:: DATA TO USE ::
^^^^^^^^

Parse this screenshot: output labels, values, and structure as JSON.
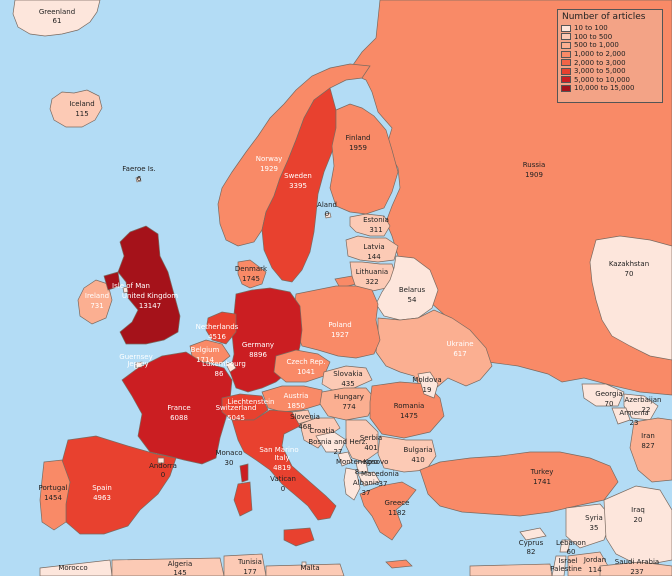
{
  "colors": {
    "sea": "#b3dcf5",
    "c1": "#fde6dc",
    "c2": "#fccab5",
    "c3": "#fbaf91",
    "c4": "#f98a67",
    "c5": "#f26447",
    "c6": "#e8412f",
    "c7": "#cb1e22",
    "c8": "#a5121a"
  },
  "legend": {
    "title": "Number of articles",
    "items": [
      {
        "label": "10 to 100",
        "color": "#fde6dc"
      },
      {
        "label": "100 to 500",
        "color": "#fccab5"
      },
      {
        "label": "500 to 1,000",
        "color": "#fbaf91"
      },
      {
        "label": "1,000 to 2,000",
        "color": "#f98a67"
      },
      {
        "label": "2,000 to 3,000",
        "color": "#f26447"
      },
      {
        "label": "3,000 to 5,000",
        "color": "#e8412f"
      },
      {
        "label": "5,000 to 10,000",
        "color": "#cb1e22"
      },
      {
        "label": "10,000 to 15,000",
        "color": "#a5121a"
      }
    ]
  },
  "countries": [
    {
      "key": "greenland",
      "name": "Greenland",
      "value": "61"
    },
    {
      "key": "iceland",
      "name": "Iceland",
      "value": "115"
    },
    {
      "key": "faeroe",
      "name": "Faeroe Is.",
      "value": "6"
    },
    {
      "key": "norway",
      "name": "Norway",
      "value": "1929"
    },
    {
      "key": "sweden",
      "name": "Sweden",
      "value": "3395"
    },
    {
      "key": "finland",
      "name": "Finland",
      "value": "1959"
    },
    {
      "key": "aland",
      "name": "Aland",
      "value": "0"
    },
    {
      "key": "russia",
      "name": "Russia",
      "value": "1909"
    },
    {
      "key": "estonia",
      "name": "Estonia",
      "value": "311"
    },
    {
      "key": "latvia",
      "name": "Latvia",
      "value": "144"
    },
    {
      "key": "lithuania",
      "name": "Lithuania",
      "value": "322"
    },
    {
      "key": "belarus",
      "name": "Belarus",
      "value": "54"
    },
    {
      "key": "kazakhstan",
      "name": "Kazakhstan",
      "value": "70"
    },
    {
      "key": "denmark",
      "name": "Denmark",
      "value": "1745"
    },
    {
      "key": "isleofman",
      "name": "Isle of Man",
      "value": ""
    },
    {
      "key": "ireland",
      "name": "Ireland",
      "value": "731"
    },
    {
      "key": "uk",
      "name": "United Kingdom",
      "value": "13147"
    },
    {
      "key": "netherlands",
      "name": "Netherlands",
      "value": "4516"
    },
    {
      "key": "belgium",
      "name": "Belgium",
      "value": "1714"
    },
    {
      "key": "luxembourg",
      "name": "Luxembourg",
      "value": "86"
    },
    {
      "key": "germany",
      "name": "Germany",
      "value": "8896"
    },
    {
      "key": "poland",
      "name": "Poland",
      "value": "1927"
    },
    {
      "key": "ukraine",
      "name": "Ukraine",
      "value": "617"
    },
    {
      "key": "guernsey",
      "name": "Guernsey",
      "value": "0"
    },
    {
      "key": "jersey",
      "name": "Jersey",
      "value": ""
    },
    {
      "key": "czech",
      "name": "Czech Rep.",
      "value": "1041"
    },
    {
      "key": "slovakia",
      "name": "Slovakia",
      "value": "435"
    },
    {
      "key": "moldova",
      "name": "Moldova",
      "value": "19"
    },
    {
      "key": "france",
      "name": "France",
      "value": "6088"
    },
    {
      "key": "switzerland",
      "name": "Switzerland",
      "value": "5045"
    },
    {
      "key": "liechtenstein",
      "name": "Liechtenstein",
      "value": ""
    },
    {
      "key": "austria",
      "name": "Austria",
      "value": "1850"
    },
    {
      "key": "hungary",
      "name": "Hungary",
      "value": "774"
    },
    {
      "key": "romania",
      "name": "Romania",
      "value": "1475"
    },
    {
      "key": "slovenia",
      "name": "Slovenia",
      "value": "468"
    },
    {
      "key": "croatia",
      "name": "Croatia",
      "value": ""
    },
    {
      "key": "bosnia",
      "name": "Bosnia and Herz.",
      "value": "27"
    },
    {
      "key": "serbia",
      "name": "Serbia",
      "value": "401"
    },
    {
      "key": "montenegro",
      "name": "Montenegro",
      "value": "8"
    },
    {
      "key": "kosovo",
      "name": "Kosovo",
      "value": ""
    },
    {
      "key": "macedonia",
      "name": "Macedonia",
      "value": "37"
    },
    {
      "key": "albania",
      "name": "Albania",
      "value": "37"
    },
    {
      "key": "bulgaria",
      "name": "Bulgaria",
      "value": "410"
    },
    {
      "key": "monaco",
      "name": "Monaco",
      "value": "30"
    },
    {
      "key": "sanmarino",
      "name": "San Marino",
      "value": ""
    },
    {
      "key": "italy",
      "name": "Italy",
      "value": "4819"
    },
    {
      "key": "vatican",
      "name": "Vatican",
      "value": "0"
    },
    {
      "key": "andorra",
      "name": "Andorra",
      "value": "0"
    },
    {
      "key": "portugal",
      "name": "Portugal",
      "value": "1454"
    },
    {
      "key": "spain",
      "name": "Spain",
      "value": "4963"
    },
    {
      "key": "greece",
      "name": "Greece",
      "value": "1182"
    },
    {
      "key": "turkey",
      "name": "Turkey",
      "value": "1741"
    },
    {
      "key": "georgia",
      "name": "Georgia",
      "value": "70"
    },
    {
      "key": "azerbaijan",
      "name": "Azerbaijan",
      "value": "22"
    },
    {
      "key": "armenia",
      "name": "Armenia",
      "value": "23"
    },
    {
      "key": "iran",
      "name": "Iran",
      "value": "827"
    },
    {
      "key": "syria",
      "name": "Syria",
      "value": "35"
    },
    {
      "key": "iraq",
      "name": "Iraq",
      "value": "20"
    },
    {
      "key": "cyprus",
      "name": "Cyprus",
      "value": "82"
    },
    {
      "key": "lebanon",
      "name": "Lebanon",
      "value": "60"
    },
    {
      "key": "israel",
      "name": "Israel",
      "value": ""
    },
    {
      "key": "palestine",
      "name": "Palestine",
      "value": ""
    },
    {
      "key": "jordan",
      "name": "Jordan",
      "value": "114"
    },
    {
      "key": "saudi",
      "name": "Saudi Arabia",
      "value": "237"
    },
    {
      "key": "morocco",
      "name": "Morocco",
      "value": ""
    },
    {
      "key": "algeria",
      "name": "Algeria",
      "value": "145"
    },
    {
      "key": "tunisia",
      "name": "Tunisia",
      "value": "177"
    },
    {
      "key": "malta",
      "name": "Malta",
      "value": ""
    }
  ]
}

^^^^^^^^

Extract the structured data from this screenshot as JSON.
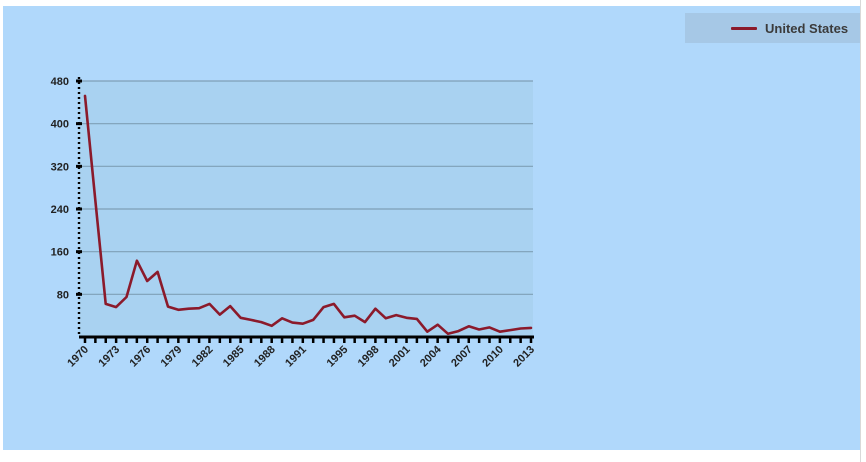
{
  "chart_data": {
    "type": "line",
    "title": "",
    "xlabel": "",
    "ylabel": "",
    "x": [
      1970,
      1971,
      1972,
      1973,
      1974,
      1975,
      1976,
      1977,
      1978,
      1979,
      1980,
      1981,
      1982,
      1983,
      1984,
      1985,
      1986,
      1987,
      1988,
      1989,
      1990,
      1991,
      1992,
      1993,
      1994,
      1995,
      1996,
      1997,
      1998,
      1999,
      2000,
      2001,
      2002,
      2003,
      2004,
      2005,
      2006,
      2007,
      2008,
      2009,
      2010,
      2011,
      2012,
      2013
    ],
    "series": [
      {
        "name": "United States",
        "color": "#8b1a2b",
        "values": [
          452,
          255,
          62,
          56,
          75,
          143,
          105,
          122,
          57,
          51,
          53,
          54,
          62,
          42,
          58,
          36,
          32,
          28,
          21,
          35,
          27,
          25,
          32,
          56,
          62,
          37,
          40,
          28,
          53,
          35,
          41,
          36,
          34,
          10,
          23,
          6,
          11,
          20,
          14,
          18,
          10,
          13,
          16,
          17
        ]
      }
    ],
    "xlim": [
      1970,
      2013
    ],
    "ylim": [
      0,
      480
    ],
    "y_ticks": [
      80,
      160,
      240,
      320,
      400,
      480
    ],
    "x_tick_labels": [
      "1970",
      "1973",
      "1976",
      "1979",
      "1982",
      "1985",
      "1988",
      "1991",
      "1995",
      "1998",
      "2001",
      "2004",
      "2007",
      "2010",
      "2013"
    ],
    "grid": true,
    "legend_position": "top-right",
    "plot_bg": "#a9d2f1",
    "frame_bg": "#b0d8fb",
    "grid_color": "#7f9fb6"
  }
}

^^^^^^^^

:: EXERCISE INSTRUCTIONS ::
Tally up the lines with the word "this" in them, and answer with that number by itself.

:: FULL ANSWER ::
2